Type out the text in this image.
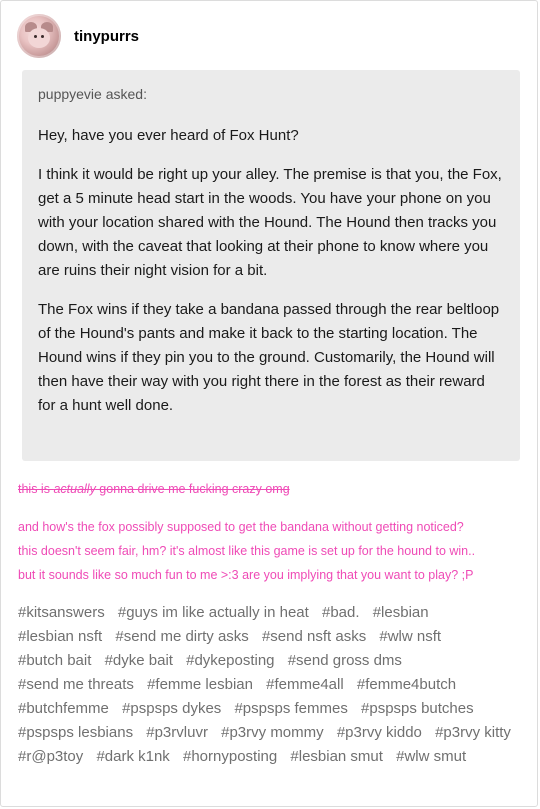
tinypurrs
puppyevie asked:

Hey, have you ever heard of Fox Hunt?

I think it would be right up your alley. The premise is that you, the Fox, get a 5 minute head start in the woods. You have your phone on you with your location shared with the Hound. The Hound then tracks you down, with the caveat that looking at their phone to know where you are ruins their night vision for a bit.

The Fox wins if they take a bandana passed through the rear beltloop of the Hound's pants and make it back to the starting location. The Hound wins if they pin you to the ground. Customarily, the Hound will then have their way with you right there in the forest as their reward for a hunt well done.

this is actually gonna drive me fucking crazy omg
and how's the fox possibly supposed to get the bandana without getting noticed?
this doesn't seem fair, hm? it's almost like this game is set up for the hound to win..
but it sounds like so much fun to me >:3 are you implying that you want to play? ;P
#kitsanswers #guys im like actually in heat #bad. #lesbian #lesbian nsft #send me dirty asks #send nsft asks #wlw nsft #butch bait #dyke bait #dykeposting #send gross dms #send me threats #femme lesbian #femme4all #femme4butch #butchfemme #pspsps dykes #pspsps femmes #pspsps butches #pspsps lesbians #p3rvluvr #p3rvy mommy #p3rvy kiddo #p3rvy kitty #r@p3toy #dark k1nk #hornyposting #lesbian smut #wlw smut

--

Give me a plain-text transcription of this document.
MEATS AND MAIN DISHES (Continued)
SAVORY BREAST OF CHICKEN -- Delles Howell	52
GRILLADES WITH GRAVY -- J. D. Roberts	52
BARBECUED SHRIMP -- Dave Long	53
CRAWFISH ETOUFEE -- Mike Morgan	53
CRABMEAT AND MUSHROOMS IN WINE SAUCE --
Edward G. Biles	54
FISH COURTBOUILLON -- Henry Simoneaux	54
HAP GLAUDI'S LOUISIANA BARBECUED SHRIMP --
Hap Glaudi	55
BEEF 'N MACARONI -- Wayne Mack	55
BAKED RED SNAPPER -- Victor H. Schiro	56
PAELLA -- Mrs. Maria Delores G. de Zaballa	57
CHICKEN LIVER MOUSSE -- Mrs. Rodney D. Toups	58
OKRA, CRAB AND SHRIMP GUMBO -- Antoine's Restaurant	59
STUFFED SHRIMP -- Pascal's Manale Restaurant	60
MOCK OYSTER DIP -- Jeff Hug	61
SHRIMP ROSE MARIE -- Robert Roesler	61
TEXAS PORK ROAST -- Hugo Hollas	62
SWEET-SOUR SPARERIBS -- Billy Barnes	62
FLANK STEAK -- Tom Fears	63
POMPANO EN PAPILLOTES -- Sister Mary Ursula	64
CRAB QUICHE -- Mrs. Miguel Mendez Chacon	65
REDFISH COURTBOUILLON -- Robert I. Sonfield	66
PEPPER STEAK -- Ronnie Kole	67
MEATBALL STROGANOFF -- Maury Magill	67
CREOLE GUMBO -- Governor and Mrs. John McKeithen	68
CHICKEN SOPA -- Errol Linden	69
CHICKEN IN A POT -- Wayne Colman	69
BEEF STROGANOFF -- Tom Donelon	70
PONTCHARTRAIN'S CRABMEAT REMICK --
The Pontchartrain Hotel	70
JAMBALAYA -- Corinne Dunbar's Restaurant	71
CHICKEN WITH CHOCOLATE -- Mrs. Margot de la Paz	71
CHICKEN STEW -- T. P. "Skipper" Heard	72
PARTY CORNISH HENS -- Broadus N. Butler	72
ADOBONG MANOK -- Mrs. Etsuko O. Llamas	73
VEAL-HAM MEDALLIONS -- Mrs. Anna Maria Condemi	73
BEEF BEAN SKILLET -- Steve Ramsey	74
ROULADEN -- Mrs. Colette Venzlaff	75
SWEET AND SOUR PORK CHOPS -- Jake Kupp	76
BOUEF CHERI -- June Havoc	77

...

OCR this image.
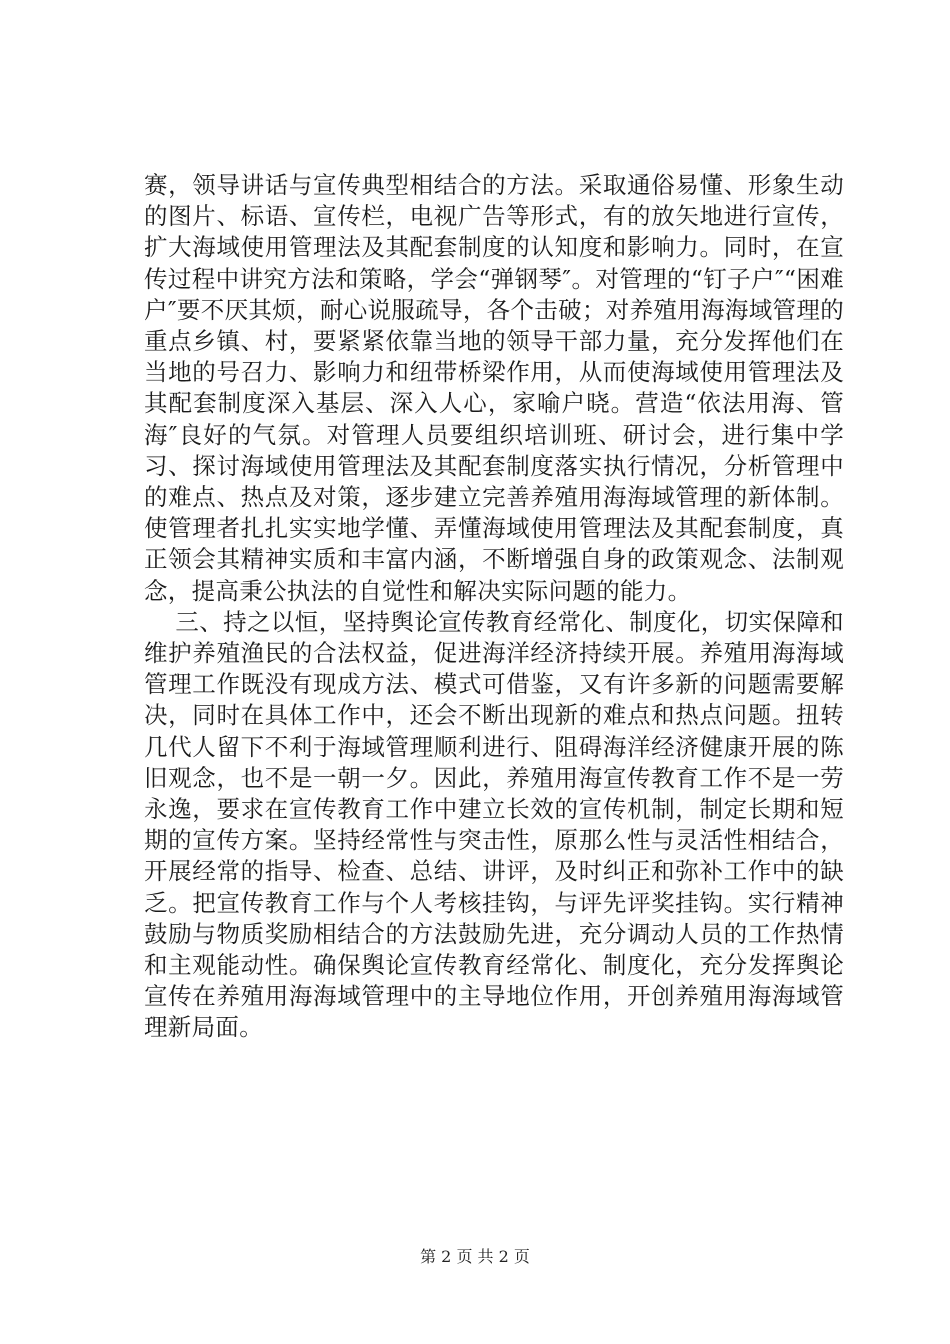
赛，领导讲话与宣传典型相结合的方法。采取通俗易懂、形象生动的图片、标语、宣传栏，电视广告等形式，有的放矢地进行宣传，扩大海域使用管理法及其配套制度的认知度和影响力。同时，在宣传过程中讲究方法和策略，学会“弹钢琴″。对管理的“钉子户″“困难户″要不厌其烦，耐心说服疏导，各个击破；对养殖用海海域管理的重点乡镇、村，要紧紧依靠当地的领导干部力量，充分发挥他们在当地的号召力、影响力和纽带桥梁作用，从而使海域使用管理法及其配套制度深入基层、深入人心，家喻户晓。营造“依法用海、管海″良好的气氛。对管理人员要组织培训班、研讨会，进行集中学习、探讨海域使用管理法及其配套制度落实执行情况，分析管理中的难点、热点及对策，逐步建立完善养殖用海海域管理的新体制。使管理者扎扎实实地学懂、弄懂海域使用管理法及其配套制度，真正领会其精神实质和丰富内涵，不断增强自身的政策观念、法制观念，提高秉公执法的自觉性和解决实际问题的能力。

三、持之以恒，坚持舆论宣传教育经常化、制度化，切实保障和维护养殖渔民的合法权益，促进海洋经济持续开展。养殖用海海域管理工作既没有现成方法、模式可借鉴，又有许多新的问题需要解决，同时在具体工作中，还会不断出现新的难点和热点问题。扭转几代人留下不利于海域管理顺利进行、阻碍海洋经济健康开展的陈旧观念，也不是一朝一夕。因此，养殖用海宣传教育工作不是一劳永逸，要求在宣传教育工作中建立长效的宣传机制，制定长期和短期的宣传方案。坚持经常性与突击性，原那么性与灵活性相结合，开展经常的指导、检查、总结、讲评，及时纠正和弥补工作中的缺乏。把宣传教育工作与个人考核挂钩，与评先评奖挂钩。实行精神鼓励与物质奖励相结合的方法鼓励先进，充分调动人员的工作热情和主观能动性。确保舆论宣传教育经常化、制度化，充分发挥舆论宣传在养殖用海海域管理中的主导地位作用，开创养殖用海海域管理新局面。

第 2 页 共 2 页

◆ **Work required**
Copy out every line of the listing that includes the string "SOUR".

◆ **Exercise solution**
SWEET-SOUR SPARERIBS -- Billy Barnes	62
SWEET AND SOUR PORK CHOPS -- Jake Kupp	76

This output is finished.